_THE PROBLEM_
Locate each line below that contains the string "point", and copy those lines out in full.

_PROVIDED INFORMATION_
-=-=-
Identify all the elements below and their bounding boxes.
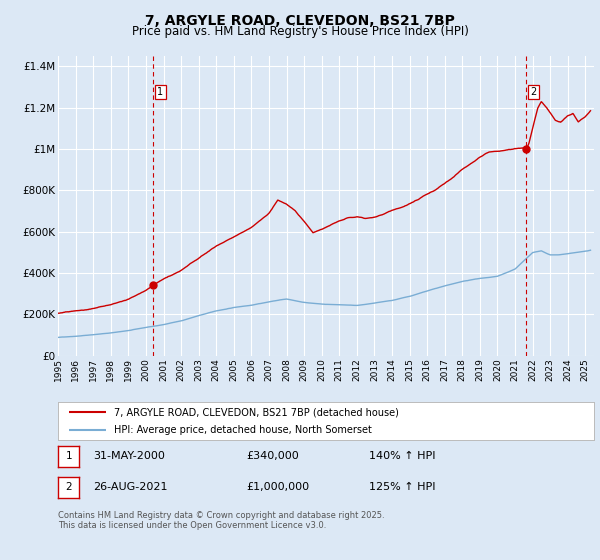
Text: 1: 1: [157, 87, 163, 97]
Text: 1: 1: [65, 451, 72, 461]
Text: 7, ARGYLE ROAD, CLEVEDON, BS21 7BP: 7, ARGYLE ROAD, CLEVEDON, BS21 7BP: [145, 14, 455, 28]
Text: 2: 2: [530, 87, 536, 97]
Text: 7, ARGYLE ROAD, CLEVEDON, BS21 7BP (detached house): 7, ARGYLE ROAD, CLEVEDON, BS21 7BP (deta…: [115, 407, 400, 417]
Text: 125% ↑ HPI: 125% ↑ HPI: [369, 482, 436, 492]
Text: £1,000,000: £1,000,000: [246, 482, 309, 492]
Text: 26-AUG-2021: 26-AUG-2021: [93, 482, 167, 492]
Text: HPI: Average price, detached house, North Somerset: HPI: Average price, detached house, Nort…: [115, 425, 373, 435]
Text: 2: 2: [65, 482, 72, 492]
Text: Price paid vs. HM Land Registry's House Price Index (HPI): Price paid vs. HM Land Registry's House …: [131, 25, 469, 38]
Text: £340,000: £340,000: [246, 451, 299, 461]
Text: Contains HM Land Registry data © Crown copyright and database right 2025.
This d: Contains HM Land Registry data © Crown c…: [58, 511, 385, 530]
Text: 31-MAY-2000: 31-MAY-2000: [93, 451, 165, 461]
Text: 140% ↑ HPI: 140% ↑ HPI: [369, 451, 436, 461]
-=-=-
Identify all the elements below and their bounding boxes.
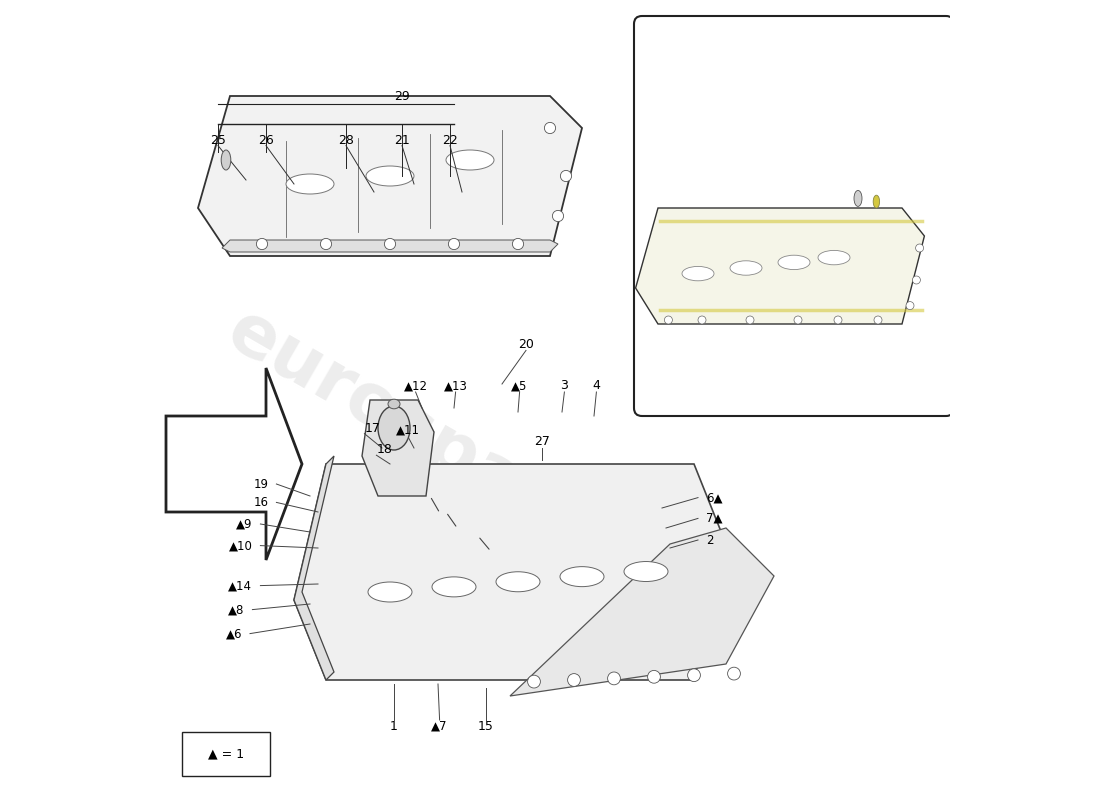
-=-=-
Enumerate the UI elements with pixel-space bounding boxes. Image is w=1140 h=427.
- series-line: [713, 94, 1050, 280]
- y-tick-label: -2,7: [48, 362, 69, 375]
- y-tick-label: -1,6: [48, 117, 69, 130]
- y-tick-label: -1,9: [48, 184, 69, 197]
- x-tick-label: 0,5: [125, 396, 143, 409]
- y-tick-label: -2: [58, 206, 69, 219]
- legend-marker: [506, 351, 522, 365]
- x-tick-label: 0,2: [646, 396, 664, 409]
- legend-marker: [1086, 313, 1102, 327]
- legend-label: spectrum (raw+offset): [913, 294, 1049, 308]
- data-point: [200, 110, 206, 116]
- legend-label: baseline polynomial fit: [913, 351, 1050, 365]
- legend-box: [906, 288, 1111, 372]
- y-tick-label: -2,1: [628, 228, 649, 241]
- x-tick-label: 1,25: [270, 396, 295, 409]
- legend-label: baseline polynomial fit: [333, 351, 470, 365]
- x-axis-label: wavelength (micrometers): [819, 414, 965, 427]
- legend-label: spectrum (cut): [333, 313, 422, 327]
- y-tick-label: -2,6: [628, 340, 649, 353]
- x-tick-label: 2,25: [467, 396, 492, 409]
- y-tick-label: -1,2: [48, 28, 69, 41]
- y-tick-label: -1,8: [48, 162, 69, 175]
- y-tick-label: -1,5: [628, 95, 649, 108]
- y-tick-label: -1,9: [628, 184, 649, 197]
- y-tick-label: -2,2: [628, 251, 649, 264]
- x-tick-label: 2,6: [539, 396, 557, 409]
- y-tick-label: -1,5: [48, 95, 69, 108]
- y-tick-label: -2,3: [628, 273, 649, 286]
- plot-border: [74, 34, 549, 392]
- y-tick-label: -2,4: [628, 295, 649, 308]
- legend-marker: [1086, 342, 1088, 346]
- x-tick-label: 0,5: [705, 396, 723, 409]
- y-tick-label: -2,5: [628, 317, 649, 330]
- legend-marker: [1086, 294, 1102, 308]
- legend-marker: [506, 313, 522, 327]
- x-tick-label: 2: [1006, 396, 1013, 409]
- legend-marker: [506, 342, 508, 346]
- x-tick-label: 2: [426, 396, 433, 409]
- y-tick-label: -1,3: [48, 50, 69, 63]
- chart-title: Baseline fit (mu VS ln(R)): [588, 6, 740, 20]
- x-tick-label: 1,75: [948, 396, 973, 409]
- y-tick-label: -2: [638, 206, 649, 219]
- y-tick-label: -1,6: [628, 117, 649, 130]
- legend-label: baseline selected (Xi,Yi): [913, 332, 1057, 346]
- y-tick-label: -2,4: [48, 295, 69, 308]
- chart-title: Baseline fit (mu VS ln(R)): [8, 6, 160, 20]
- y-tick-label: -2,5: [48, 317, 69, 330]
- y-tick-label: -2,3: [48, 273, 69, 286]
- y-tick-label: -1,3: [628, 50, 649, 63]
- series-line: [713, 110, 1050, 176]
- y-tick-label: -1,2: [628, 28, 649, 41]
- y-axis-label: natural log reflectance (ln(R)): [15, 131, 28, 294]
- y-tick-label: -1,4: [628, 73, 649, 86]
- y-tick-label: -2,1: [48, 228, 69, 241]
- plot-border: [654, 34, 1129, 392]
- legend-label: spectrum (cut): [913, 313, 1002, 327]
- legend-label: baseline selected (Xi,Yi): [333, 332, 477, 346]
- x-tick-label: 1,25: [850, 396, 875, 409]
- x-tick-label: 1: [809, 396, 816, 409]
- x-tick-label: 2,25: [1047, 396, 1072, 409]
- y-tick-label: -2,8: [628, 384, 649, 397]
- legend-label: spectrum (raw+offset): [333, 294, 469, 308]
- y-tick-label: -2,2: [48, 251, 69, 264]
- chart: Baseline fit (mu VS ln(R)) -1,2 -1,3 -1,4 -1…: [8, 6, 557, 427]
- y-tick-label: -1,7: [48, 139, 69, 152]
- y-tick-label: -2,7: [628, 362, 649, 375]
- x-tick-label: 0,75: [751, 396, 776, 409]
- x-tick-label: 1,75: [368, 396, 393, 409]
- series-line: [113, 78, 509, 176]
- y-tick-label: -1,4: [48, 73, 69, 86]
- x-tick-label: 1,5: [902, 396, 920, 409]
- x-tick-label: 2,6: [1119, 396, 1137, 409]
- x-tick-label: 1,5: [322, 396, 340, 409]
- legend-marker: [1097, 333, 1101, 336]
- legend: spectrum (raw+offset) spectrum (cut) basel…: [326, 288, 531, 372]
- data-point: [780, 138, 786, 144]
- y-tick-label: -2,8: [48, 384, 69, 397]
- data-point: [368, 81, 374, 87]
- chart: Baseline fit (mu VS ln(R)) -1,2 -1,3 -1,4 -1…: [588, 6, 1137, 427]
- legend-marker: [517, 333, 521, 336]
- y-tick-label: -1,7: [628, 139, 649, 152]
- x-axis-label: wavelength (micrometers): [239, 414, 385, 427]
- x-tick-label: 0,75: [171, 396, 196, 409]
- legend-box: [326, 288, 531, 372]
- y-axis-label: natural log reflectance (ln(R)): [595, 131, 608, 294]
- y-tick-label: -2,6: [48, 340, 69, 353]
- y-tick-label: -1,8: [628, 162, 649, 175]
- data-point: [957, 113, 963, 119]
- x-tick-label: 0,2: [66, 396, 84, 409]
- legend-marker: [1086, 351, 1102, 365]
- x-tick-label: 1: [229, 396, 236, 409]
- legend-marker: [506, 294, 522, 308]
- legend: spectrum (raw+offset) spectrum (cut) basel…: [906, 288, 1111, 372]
-=-=-
_SOLUTION TO THIS EXERCISE_
- data-point: [200, 110, 206, 116]
- data-point: [780, 138, 786, 144]
- data-point: [368, 81, 374, 87]
- data-point: [957, 113, 963, 119]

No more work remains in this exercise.